*Exercise*. Copy out each line of the listing that has the word "angry" in it.

================================

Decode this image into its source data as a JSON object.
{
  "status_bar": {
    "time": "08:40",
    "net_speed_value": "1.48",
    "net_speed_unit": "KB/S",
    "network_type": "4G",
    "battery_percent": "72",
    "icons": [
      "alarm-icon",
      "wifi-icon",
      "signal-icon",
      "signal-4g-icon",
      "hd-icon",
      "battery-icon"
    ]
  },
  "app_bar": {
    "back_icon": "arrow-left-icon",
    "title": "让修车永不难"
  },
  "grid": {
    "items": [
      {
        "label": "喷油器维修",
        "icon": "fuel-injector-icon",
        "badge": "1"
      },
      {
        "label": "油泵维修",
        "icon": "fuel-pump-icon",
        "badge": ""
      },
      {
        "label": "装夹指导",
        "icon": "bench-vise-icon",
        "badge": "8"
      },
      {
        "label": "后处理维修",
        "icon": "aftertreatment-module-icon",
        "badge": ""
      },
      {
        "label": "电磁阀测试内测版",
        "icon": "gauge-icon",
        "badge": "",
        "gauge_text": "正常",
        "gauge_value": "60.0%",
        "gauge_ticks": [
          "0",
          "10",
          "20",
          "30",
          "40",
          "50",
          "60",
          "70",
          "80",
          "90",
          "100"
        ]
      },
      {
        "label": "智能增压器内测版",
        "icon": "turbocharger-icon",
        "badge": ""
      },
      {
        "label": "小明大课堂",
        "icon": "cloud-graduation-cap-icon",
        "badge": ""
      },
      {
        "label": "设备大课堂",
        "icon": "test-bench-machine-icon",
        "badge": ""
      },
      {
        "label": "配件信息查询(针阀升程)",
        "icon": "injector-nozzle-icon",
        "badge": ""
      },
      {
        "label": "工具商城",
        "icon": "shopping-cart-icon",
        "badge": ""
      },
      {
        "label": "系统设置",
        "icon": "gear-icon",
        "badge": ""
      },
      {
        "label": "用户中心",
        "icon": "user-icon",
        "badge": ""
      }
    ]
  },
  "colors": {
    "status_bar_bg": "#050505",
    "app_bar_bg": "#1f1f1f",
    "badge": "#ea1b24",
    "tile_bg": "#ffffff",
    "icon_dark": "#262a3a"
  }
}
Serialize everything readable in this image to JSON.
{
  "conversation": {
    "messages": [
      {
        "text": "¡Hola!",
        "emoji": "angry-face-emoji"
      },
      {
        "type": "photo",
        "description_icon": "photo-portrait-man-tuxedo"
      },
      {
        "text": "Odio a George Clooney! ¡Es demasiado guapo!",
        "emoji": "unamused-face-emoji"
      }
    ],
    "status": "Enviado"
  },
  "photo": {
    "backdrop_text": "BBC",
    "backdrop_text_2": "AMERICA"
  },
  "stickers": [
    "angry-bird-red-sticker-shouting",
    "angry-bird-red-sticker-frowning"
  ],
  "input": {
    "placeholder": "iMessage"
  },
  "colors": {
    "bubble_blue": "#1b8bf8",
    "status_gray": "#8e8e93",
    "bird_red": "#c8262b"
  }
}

================================

*Result*.
        "emoji": "angry-face-emoji"
    "angry-bird-red-sticker-shouting",
    "angry-bird-red-sticker-frowning"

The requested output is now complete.